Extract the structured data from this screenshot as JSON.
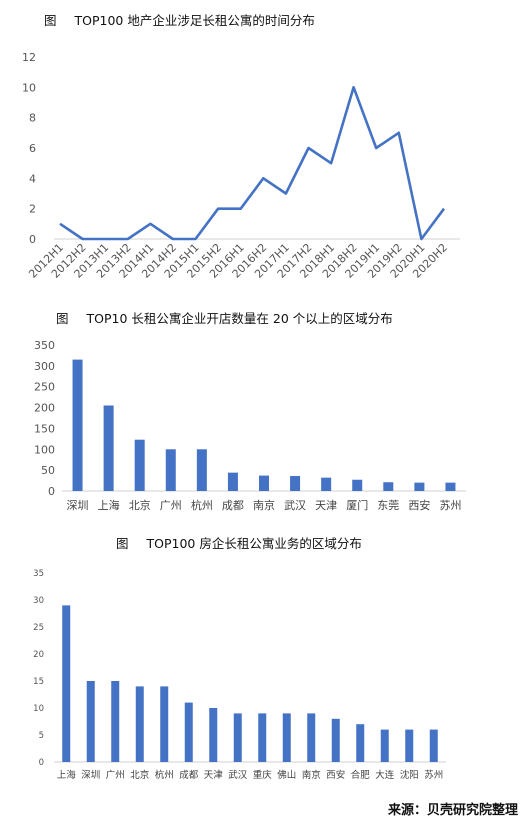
{
  "figure_prefix": "图",
  "chart_data": [
    {
      "type": "line",
      "title": "TOP100 地产企业涉足长租公寓的时间分布",
      "categories": [
        "2012H1",
        "2012H2",
        "2013H1",
        "2013H2",
        "2014H1",
        "2014H2",
        "2015H1",
        "2015H2",
        "2016H1",
        "2016H2",
        "2017H1",
        "2017H2",
        "2018H1",
        "2018H2",
        "2019H1",
        "2019H2",
        "2020H1",
        "2020H2"
      ],
      "values": [
        1,
        0,
        0,
        0,
        1,
        0,
        0,
        2,
        2,
        4,
        3,
        6,
        5,
        10,
        6,
        7,
        0,
        2
      ],
      "ylim": [
        0,
        12
      ],
      "yticks": [
        0,
        2,
        4,
        6,
        8,
        10,
        12
      ],
      "color": "#4472C4",
      "grid": false
    },
    {
      "type": "bar",
      "title": "TOP10 长租公寓企业开店数量在 20 个以上的区域分布",
      "categories": [
        "深圳",
        "上海",
        "北京",
        "广州",
        "杭州",
        "成都",
        "南京",
        "武汉",
        "天津",
        "厦门",
        "东莞",
        "西安",
        "苏州"
      ],
      "values": [
        315,
        205,
        123,
        100,
        100,
        44,
        37,
        36,
        32,
        27,
        21,
        20,
        20
      ],
      "ylim": [
        0,
        350
      ],
      "yticks": [
        0,
        50,
        100,
        150,
        200,
        250,
        300,
        350
      ],
      "color": "#4472C4",
      "grid": false
    },
    {
      "type": "bar",
      "title": "TOP100 房企长租公寓业务的区域分布",
      "categories": [
        "上海",
        "深圳",
        "广州",
        "北京",
        "杭州",
        "成都",
        "天津",
        "武汉",
        "重庆",
        "佛山",
        "南京",
        "西安",
        "合肥",
        "大连",
        "沈阳",
        "苏州"
      ],
      "values": [
        29,
        15,
        15,
        14,
        14,
        11,
        10,
        9,
        9,
        9,
        9,
        8,
        7,
        6,
        6,
        6
      ],
      "ylim": [
        0,
        35
      ],
      "yticks": [
        0,
        5,
        10,
        15,
        20,
        25,
        30,
        35
      ],
      "color": "#4472C4",
      "grid": false
    }
  ],
  "source_text": "来源：贝壳研究院整理"
}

◆ Work to complete ◆
Repeat each line of the records above exactly, but do not copy the pictures.

◆ Correct answer ◆
Extract the structured data from this screenshot as JSON.
{
  "figure_prefix": "图",
  "chart_data": [
    {
      "type": "line",
      "title": "TOP100 地产企业涉足长租公寓的时间分布",
      "categories": [
        "2012H1",
        "2012H2",
        "2013H1",
        "2013H2",
        "2014H1",
        "2014H2",
        "2015H1",
        "2015H2",
        "2016H1",
        "2016H2",
        "2017H1",
        "2017H2",
        "2018H1",
        "2018H2",
        "2019H1",
        "2019H2",
        "2020H1",
        "2020H2"
      ],
      "values": [
        1,
        0,
        0,
        0,
        1,
        0,
        0,
        2,
        2,
        4,
        3,
        6,
        5,
        10,
        6,
        7,
        0,
        2
      ],
      "ylim": [
        0,
        12
      ],
      "yticks": [
        0,
        2,
        4,
        6,
        8,
        10,
        12
      ],
      "color": "#4472C4",
      "grid": false
    },
    {
      "type": "bar",
      "title": "TOP10 长租公寓企业开店数量在 20 个以上的区域分布",
      "categories": [
        "深圳",
        "上海",
        "北京",
        "广州",
        "杭州",
        "成都",
        "南京",
        "武汉",
        "天津",
        "厦门",
        "东莞",
        "西安",
        "苏州"
      ],
      "values": [
        315,
        205,
        123,
        100,
        100,
        44,
        37,
        36,
        32,
        27,
        21,
        20,
        20
      ],
      "ylim": [
        0,
        350
      ],
      "yticks": [
        0,
        50,
        100,
        150,
        200,
        250,
        300,
        350
      ],
      "color": "#4472C4",
      "grid": false
    },
    {
      "type": "bar",
      "title": "TOP100 房企长租公寓业务的区域分布",
      "categories": [
        "上海",
        "深圳",
        "广州",
        "北京",
        "杭州",
        "成都",
        "天津",
        "武汉",
        "重庆",
        "佛山",
        "南京",
        "西安",
        "合肥",
        "大连",
        "沈阳",
        "苏州"
      ],
      "values": [
        29,
        15,
        15,
        14,
        14,
        11,
        10,
        9,
        9,
        9,
        9,
        8,
        7,
        6,
        6,
        6
      ],
      "ylim": [
        0,
        35
      ],
      "yticks": [
        0,
        5,
        10,
        15,
        20,
        25,
        30,
        35
      ],
      "color": "#4472C4",
      "grid": false
    }
  ],
  "source_text": "来源：贝壳研究院整理"
}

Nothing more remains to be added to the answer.